◆ Stated task ◆
Report every line in the listing below where the string "поросло" shows up.

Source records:
● ● ● ● ● ● ●
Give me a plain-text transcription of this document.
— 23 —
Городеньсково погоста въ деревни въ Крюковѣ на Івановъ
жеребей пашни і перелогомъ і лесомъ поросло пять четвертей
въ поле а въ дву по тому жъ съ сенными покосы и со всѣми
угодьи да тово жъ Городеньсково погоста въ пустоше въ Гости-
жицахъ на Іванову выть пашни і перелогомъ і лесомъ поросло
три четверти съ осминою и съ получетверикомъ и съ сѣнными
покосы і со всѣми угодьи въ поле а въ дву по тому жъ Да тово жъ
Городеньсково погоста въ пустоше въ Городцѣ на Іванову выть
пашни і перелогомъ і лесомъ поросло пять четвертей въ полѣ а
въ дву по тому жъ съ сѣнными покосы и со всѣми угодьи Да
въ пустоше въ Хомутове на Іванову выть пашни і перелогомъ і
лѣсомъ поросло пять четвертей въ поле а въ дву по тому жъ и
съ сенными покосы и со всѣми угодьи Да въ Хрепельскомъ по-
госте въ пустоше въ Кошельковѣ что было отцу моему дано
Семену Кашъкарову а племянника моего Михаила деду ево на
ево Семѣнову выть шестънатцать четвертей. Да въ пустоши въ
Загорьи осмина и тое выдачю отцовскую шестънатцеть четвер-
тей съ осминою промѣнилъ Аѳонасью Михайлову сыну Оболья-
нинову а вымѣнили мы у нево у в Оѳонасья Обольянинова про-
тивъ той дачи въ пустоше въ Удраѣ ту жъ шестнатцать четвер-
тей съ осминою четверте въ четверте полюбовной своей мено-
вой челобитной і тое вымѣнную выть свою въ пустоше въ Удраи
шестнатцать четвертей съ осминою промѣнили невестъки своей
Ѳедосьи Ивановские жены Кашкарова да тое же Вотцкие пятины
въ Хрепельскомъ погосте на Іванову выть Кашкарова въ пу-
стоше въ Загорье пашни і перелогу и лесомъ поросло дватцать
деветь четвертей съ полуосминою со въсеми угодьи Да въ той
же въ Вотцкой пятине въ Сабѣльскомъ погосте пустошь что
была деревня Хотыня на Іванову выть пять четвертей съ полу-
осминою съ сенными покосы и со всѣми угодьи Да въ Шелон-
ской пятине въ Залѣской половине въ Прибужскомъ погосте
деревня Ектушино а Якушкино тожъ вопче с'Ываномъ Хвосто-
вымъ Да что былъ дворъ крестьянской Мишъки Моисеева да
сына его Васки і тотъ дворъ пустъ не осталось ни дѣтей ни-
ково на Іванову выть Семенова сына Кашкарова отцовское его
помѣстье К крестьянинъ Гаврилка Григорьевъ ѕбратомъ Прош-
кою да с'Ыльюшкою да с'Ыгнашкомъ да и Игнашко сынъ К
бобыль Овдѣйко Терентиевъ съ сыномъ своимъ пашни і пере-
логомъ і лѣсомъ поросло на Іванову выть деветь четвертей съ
● ● ● ● ● ● ●
◆ Final result ◆
жеребей пашни і перелогомъ і лесомъ поросло пять четвертей
жицахъ на Іванову выть пашни і перелогомъ і лесомъ поросло
пашни і перелогомъ і лесомъ поросло пять четвертей въ полѣ а
лѣсомъ поросло пять четвертей въ поле а въ дву по тому жъ и
стоше въ Загорье пашни і перелогу и лесомъ поросло дватцать
логомъ і лѣсомъ поросло на Іванову выть деветь четвертей съ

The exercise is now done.